— begin Text excerpt —

Agent-based migration architecture

This article provides an overview of the architecture and processes used for agent-based replication of VMware VMs with the Migration and modernization tool.

Using the Migration and modernization tool, you can replicate VMware VMs with a couple of options:

  • Migrate VMs using agent-based replication, as described in this article.
  • Migrate VMware VMs using agentless replication. This migrates VMs without needing to install anything on them.

Learn more about selecting and comparing migration methods for VMware VMs.

Agent-based migration

Agent-based migration is used to migrate on-premises VMware VMs and physical servers to Azure. It can also be used to migrate other on-premises virtualized servers, as well as private and public cloud VMs, including AWS instances, and GCP VMs. Agent-based migration in Azure Migrate uses some backend functionality from the Azure Site Recovery service.

Architectural components

The diagram illustrates the components involved in agent-based migration.

Diagram shows the components for agent-based migration, which are explained in a table.

The table summarizes the components used for agent-based migration.

Component Details Installation
Replication appliance The replication appliance (configuration server/process server) is an on-premises server that acts as a bridge between the on-premises environment, and the Migration and modernization tool. The appliance discovers the on-premises server inventory, so that the Migration and modernization tool can orchestrate replication and migration. The appliance has two components:

Configuration server: Connects to the Migration and modernization tool and coordinates replication.

— end Text excerpt —
— begin Provided data —

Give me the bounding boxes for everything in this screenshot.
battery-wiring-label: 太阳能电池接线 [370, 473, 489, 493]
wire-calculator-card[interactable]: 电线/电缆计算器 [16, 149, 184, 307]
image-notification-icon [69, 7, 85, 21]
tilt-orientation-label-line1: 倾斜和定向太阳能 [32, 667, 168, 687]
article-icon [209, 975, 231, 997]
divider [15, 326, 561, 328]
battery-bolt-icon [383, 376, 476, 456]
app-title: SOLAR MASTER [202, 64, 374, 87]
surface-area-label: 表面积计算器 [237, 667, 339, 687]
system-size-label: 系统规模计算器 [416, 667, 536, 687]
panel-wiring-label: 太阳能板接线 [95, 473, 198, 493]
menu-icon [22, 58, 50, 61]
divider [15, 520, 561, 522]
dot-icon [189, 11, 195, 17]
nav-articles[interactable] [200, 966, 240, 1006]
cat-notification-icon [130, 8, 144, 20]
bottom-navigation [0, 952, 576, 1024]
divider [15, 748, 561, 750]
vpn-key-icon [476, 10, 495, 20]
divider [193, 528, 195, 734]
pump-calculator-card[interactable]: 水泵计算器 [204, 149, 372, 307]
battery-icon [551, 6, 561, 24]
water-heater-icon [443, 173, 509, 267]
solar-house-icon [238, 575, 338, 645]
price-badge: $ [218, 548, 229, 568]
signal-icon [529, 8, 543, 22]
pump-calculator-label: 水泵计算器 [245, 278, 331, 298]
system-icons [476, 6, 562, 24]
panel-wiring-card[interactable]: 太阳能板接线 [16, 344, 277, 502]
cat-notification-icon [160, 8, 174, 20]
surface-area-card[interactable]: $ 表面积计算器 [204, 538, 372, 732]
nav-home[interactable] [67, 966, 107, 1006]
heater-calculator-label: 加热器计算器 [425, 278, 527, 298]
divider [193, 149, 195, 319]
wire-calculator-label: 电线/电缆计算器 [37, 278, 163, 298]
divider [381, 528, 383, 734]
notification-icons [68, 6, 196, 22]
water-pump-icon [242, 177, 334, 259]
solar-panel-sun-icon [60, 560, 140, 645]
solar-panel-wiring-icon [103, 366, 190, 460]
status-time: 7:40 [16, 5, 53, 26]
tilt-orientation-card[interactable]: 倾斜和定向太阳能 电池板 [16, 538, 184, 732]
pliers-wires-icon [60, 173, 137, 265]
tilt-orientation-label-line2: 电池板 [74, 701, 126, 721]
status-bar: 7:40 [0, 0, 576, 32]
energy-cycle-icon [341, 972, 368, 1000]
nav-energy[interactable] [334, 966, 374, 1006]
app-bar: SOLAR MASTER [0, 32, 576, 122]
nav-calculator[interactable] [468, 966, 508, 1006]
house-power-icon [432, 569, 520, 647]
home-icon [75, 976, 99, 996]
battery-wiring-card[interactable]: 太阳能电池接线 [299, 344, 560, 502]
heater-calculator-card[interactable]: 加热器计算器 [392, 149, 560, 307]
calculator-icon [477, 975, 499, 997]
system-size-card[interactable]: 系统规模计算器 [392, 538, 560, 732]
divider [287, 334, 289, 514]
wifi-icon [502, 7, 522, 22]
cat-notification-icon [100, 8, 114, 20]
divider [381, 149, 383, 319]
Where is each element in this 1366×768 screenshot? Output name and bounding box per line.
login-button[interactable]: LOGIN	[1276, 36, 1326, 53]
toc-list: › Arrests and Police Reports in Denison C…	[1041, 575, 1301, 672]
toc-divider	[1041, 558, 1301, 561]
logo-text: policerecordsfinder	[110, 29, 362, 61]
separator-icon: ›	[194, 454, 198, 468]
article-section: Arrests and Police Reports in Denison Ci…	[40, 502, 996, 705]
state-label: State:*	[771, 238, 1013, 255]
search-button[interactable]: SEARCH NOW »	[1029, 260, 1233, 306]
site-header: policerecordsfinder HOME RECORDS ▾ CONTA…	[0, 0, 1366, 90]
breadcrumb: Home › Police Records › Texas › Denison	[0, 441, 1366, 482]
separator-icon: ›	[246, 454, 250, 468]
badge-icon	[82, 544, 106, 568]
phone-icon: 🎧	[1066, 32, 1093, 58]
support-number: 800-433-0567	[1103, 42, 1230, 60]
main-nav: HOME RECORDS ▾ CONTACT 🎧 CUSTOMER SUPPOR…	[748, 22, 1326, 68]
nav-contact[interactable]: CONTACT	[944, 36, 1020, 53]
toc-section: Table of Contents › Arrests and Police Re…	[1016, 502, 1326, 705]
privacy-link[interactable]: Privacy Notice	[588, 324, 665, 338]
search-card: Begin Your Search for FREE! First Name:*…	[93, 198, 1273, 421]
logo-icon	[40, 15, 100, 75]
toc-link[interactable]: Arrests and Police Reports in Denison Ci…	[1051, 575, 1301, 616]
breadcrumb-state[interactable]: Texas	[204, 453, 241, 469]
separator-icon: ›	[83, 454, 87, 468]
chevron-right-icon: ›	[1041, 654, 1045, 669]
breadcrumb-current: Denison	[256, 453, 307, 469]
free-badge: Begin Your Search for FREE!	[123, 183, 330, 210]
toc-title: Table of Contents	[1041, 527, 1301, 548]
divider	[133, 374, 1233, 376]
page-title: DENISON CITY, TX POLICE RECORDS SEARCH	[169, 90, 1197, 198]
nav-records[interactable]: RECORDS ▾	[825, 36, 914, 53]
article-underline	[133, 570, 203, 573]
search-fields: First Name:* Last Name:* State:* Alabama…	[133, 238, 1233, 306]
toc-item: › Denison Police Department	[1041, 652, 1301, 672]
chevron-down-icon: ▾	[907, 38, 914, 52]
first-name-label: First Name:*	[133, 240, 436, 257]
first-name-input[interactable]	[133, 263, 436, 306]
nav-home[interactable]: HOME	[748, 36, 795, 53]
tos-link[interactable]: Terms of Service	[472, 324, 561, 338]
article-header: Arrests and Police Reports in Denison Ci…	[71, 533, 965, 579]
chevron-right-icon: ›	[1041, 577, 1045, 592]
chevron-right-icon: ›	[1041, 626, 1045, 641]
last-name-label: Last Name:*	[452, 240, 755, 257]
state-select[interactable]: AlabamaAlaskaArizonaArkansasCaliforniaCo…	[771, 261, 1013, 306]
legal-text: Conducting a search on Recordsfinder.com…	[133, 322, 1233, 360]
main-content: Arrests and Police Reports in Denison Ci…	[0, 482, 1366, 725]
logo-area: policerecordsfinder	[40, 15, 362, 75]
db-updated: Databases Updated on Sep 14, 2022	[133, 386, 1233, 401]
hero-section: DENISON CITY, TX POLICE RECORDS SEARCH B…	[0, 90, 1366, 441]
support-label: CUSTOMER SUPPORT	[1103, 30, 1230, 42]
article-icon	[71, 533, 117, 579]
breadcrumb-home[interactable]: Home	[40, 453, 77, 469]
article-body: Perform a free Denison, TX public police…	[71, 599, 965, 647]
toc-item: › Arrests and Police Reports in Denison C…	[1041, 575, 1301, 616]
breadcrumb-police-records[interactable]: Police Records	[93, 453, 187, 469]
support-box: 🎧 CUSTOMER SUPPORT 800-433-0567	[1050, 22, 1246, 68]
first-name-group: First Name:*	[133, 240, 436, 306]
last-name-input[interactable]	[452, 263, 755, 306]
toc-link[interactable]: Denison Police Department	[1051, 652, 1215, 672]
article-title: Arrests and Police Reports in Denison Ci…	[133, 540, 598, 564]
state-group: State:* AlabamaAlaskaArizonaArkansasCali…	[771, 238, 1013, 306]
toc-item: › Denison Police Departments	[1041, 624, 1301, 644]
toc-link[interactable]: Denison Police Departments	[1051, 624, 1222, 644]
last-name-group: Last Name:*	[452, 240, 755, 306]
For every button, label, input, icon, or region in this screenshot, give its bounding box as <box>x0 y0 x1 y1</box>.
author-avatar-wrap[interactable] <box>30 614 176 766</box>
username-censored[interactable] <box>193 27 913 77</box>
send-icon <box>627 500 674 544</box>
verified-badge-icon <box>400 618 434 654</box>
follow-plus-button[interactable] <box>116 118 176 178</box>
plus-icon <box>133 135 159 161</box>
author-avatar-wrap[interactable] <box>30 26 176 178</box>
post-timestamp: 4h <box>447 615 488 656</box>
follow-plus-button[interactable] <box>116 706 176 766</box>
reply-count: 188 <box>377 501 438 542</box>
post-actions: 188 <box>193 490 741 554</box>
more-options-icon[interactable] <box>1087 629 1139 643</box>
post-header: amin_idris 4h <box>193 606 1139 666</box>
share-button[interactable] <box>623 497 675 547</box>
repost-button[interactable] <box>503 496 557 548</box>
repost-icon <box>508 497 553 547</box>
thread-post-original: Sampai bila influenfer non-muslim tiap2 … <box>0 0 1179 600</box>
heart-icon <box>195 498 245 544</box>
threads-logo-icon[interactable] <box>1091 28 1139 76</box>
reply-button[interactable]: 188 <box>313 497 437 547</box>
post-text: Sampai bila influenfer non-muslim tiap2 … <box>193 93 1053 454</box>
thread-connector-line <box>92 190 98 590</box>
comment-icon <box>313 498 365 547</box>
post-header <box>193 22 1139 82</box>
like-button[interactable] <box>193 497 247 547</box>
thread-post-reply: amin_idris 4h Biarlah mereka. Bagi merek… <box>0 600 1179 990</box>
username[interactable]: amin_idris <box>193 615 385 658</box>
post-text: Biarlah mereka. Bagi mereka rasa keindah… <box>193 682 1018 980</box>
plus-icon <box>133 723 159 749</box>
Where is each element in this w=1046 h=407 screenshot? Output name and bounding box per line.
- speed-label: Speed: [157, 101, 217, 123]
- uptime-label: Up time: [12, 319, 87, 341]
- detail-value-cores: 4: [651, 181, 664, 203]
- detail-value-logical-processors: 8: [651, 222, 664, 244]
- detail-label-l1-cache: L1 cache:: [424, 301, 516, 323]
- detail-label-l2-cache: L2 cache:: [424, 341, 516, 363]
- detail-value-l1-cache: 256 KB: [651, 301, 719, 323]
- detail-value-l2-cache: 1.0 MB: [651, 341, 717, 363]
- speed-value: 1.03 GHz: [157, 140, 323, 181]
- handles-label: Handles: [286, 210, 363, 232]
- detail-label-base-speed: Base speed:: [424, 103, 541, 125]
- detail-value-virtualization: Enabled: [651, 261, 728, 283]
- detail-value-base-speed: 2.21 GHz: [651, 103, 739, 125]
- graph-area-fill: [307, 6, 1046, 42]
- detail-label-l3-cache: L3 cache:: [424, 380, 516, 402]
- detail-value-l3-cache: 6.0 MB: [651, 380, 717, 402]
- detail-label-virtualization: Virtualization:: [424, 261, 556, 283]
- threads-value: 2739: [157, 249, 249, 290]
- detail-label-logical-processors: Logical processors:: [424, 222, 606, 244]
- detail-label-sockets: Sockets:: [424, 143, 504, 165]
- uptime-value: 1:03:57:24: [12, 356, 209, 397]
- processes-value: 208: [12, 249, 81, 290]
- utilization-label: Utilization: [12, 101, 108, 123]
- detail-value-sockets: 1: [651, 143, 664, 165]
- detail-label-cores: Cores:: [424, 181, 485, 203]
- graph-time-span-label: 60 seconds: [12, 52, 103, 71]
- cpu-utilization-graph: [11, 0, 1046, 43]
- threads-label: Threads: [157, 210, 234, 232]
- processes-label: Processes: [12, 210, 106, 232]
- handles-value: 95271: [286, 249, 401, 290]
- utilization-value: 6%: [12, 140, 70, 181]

— end Provided data —

Exercise set:
1. Print the records line for line, starting at the first line of the records and stopping after the line that contains "divider [193, 528, 195, 734]".
2. Carry on the text on agent-based migration architecture from the point where it stops.

Expected responses:
1.
Give me the bounding boxes for everything in this screenshot.
battery-wiring-label: 太阳能电池接线 [370, 473, 489, 493]
wire-calculator-card[interactable]: 电线/电缆计算器 [16, 149, 184, 307]
image-notification-icon [69, 7, 85, 21]
tilt-orientation-label-line1: 倾斜和定向太阳能 [32, 667, 168, 687]
article-icon [209, 975, 231, 997]
divider [15, 326, 561, 328]
battery-bolt-icon [383, 376, 476, 456]
app-title: SOLAR MASTER [202, 64, 374, 87]
surface-area-label: 表面积计算器 [237, 667, 339, 687]
system-size-label: 系统规模计算器 [416, 667, 536, 687]
panel-wiring-label: 太阳能板接线 [95, 473, 198, 493]
menu-icon [22, 58, 50, 61]
divider [15, 520, 561, 522]
dot-icon [189, 11, 195, 17]
nav-articles[interactable] [200, 966, 240, 1006]
cat-notification-icon [130, 8, 144, 20]
bottom-navigation [0, 952, 576, 1024]
divider [15, 748, 561, 750]
vpn-key-icon [476, 10, 495, 20]
divider [193, 528, 195, 734]

2.
Process server: Handles data replication. The process server receives server data, compresses and encrypts it, and sends to Azure. In Azure, the Migration and modernization tool writes the data to managed disks.
By default the process server is installed together with the configuration server on the replication appliance.
Mobility service The Mobility service is an agent installed on each server you want to replicate and migrate. It sends replication data from the server to the process server. Installation files for different versions of the Mobility service are located on the replication appliance. You download and install the agent you need, in accordance with the operating system and version of the server you want to replicate.

Mobility service installation

You can deploy the Mobility Service using the following methods:

  • Push installation: The Mobility service is installed by the process server when you enable protection for a server.
  • Install manually: You can install the Mobility service manually on each server through UI or command prompt.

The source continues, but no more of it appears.